» **DIRECTIVE**: Answer with one number: how many lines hold "panel".

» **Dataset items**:

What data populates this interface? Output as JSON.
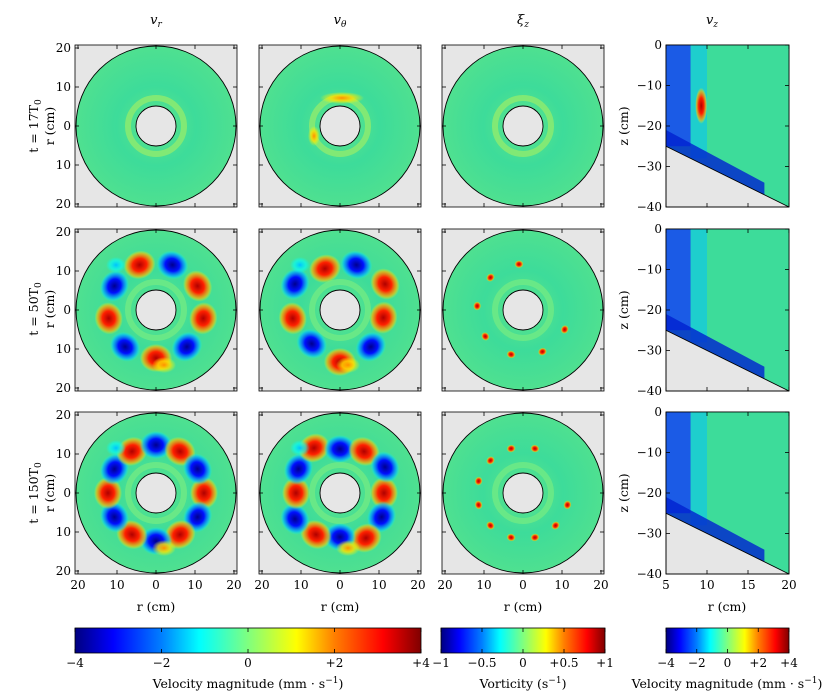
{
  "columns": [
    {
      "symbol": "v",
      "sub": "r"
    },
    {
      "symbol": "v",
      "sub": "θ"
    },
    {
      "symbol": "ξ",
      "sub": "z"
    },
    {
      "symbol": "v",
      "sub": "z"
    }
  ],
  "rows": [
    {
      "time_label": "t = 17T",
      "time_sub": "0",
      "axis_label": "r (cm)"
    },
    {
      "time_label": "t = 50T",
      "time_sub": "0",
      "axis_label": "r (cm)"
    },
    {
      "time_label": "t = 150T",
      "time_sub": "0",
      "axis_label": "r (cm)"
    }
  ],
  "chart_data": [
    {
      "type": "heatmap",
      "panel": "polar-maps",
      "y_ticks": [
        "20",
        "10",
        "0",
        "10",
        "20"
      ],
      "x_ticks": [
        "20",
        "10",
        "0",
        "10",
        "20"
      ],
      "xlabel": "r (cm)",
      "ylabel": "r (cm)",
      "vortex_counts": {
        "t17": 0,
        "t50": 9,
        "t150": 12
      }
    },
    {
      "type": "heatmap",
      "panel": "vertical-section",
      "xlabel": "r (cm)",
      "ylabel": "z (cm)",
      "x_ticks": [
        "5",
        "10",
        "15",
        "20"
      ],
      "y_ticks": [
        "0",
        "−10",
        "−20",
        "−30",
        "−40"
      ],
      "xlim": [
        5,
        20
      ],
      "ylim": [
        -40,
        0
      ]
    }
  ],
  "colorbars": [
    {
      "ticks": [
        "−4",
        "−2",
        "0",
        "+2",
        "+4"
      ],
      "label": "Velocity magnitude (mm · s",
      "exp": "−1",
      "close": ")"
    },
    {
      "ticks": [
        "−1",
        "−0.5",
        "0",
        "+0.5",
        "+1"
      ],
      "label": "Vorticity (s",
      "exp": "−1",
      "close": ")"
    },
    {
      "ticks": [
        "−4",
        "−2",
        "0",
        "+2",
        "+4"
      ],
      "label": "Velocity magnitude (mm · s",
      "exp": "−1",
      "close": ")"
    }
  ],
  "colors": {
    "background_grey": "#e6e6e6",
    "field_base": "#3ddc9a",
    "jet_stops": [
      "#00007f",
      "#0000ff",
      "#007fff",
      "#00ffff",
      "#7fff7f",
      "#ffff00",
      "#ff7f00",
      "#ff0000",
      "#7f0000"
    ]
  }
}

» **ANSWER TO THE TASK**: 2